DATA LINES
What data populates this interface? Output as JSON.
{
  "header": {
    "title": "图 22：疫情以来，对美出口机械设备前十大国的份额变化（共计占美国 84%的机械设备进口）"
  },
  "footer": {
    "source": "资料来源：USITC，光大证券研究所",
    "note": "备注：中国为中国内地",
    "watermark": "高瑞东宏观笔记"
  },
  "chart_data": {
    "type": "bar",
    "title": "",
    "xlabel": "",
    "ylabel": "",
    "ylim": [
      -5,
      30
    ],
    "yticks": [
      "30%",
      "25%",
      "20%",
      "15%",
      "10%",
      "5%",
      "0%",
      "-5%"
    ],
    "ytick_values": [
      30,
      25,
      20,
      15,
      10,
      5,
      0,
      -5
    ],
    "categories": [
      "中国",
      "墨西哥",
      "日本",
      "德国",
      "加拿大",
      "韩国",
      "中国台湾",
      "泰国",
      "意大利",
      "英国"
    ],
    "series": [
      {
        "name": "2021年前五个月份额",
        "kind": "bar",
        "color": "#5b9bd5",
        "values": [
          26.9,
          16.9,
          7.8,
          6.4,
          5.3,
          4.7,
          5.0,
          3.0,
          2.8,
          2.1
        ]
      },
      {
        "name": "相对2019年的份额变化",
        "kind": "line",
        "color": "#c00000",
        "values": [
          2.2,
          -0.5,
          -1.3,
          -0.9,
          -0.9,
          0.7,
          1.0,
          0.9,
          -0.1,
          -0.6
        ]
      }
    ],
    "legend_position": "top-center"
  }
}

---

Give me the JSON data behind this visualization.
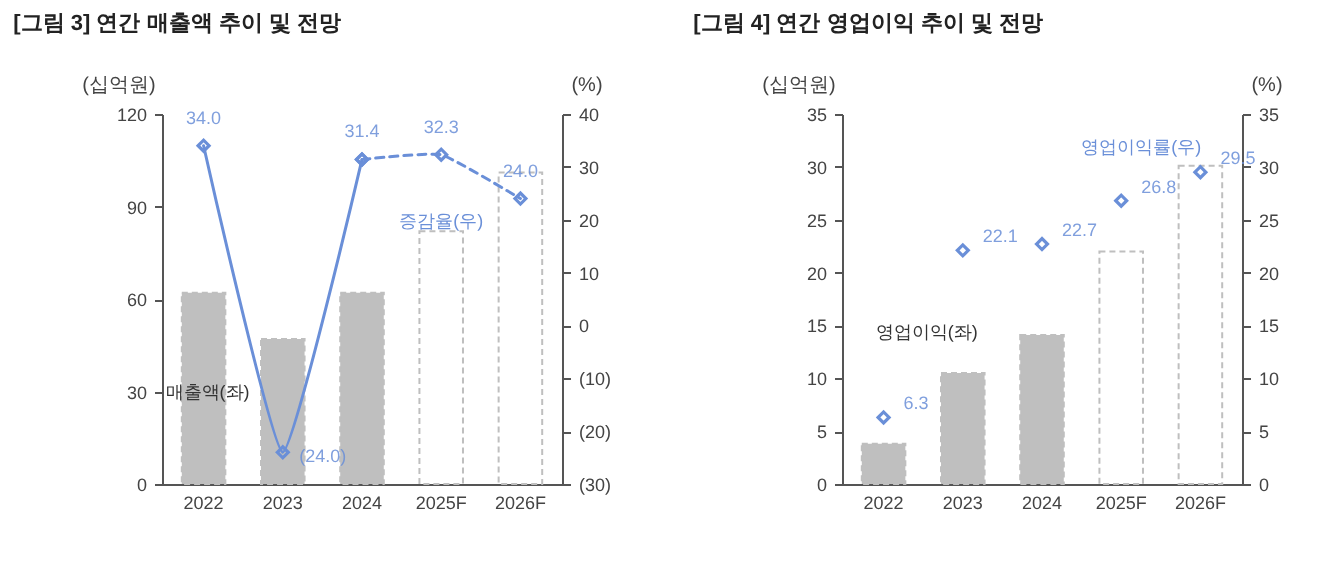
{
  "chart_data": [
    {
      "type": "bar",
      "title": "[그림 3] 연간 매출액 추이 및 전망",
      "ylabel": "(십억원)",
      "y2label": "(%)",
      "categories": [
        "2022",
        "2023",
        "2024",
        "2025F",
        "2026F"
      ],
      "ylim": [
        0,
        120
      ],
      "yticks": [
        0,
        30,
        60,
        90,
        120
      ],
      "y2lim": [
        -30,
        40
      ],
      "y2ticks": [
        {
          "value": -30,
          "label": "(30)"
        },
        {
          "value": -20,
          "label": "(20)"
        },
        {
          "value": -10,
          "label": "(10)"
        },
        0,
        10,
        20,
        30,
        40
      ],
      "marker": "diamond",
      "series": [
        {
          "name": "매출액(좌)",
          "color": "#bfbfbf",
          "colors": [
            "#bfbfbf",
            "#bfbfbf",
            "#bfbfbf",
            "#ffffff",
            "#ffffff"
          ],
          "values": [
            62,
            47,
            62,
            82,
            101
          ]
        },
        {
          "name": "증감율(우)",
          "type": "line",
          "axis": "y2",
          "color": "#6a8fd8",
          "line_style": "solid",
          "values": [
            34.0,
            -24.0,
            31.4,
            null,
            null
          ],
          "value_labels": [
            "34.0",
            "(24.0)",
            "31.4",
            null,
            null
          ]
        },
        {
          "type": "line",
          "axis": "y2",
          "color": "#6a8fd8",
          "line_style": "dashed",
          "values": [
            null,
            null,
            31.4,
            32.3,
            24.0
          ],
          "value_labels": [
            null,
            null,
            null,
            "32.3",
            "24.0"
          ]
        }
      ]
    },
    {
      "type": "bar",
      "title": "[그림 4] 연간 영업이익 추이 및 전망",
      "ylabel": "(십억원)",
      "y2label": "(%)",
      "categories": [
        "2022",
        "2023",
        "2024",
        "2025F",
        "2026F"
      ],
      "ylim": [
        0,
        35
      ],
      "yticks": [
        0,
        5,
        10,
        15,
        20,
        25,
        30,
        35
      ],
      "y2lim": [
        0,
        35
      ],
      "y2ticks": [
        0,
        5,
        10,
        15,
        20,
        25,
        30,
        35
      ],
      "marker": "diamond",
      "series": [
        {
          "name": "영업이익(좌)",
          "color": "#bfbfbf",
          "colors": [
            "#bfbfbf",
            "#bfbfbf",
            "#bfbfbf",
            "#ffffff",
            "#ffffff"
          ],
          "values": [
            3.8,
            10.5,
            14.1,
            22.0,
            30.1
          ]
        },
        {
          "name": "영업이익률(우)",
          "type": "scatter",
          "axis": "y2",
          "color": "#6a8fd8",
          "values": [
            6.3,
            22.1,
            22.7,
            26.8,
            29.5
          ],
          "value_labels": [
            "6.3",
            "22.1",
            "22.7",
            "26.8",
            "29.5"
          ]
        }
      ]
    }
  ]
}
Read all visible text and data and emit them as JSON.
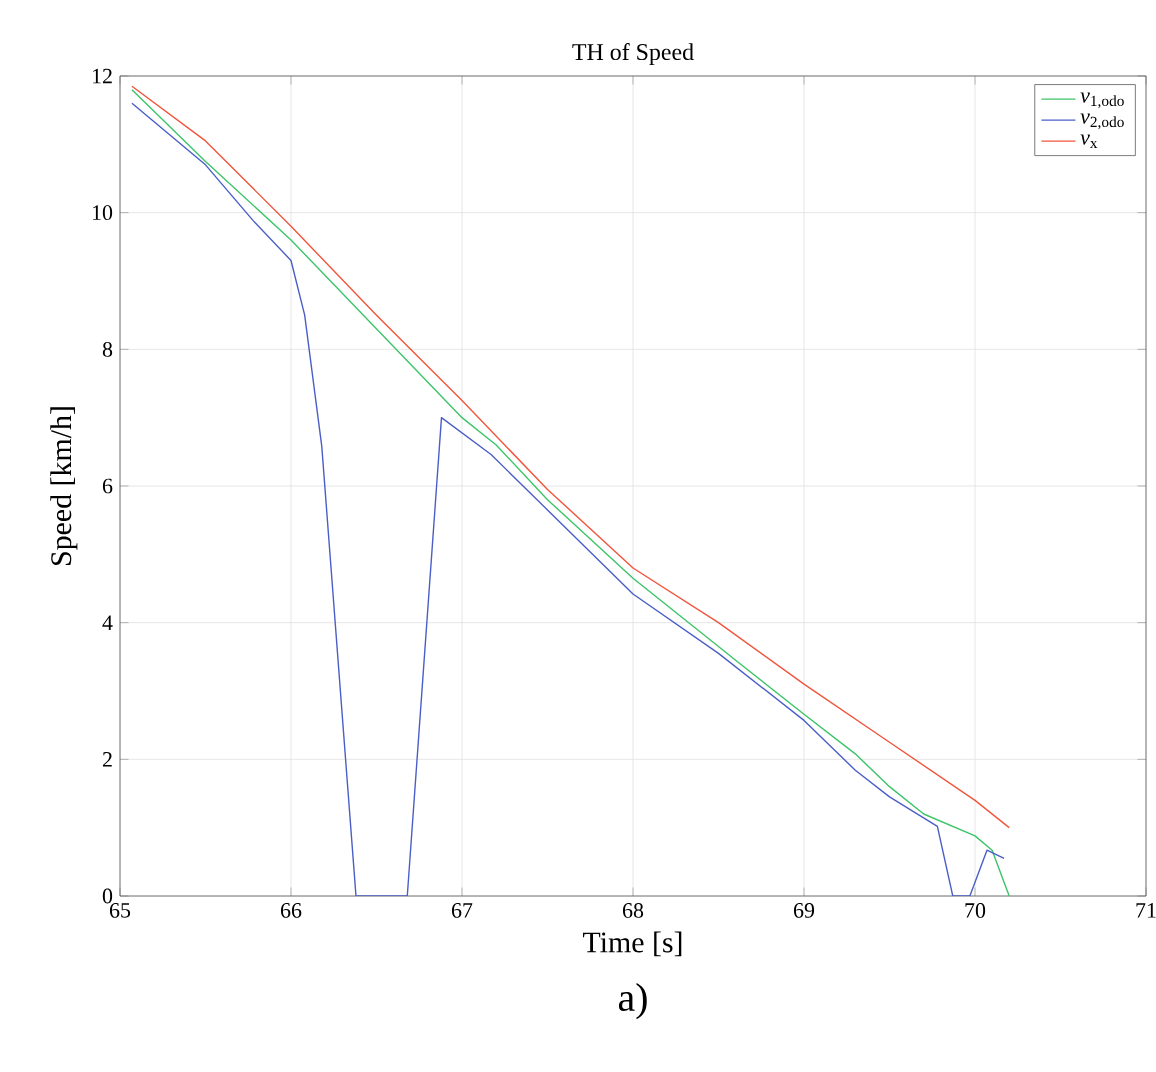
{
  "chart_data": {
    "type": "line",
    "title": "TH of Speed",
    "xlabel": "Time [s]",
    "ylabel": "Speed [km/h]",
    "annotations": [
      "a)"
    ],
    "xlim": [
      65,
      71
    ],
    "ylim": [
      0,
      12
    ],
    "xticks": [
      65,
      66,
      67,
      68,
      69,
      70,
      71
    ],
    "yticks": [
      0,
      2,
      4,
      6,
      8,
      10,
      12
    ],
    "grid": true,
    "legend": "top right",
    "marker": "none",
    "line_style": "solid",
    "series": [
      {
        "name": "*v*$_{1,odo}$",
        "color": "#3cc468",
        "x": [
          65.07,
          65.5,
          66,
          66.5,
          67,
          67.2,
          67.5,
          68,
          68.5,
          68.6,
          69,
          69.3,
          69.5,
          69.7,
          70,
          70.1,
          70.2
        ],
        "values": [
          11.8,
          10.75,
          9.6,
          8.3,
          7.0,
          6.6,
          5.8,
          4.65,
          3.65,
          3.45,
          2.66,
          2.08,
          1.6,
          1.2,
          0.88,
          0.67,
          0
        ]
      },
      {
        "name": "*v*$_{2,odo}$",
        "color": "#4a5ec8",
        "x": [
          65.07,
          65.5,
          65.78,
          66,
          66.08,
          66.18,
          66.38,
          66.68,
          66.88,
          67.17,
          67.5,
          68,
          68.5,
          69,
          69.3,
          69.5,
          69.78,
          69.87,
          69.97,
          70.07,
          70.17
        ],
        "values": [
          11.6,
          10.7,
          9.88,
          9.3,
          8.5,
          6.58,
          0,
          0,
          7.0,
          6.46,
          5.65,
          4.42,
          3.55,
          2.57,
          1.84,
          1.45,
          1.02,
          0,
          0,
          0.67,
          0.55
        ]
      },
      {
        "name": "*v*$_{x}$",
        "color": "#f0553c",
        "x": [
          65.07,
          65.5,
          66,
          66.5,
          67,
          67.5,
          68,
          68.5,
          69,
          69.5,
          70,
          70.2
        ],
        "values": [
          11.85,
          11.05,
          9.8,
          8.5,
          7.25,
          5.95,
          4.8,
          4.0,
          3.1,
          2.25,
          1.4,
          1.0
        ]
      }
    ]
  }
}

EXERCISE DETAILS
Return every line in the listing that contains the word "ylabel".

TASK ANSWER
    "ylabel": "",
      "ylabel": "(십억원)",
      "ylabel": "(십억원)",
    "ylabel": "Speed [km/h]",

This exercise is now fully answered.